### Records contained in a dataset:

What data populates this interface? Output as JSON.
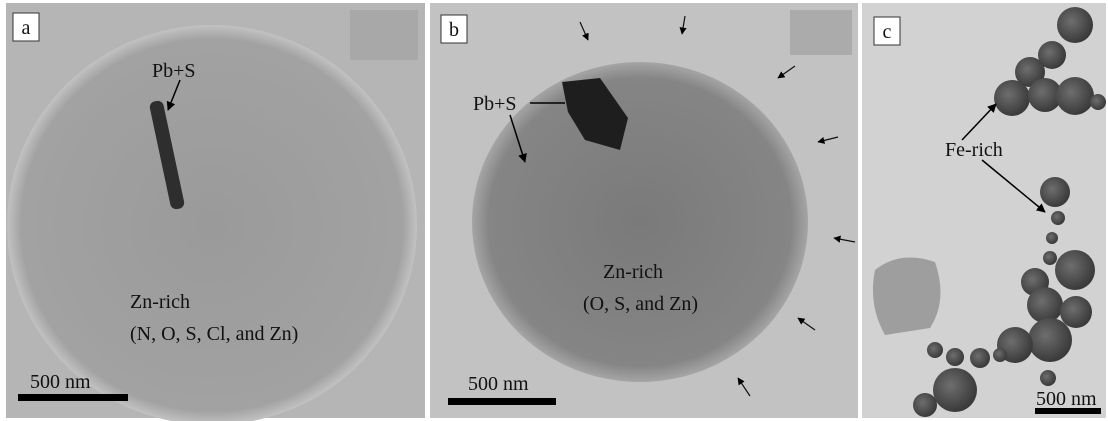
{
  "panels": [
    {
      "label": "a",
      "annotations": [
        "Pb+S",
        "Zn-rich",
        "(N, O, S, Cl, and Zn)"
      ],
      "scale_bar": "500 nm"
    },
    {
      "label": "b",
      "annotations": [
        "Pb+S",
        "Zn-rich",
        "(O, S, and Zn)"
      ],
      "scale_bar": "500 nm"
    },
    {
      "label": "c",
      "annotations": [
        "Fe-rich"
      ],
      "scale_bar": "500 nm"
    }
  ]
}
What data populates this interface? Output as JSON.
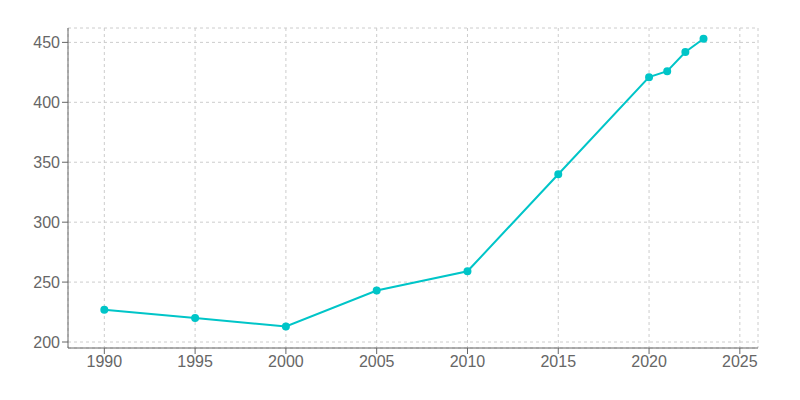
{
  "chart_data": {
    "type": "line",
    "x": [
      1990,
      1995,
      2000,
      2005,
      2010,
      2015,
      2020,
      2021,
      2022,
      2023
    ],
    "values": [
      227,
      220,
      213,
      243,
      259,
      340,
      421,
      426,
      442,
      453
    ],
    "color": "#00C5C8",
    "marker": "circle",
    "xlim": [
      1988,
      2026
    ],
    "ylim": [
      195,
      462
    ],
    "xticks": [
      1990,
      1995,
      2000,
      2005,
      2010,
      2015,
      2020,
      2025
    ],
    "yticks": [
      200,
      250,
      300,
      350,
      400,
      450
    ],
    "grid": true
  }
}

### EXERCISE INSTRUCTIONS:
Transcribe the records word for word and include no pictures.

### PROBLEM SOLUTION:
What data populates this interface? Output as JSON.
{
  "panels": [
    {
      "label": "a",
      "annotations": [
        "Pb+S",
        "Zn-rich",
        "(N, O, S, Cl, and Zn)"
      ],
      "scale_bar": "500 nm"
    },
    {
      "label": "b",
      "annotations": [
        "Pb+S",
        "Zn-rich",
        "(O, S, and Zn)"
      ],
      "scale_bar": "500 nm"
    },
    {
      "label": "c",
      "annotations": [
        "Fe-rich"
      ],
      "scale_bar": "500 nm"
    }
  ]
}
What data populates this interface? Output as JSON.
{
  "chart_data": {
    "type": "line",
    "x": [
      1990,
      1995,
      2000,
      2005,
      2010,
      2015,
      2020,
      2021,
      2022,
      2023
    ],
    "values": [
      227,
      220,
      213,
      243,
      259,
      340,
      421,
      426,
      442,
      453
    ],
    "color": "#00C5C8",
    "marker": "circle",
    "xlim": [
      1988,
      2026
    ],
    "ylim": [
      195,
      462
    ],
    "xticks": [
      1990,
      1995,
      2000,
      2005,
      2010,
      2015,
      2020,
      2025
    ],
    "yticks": [
      200,
      250,
      300,
      350,
      400,
      450
    ],
    "grid": true
  }
}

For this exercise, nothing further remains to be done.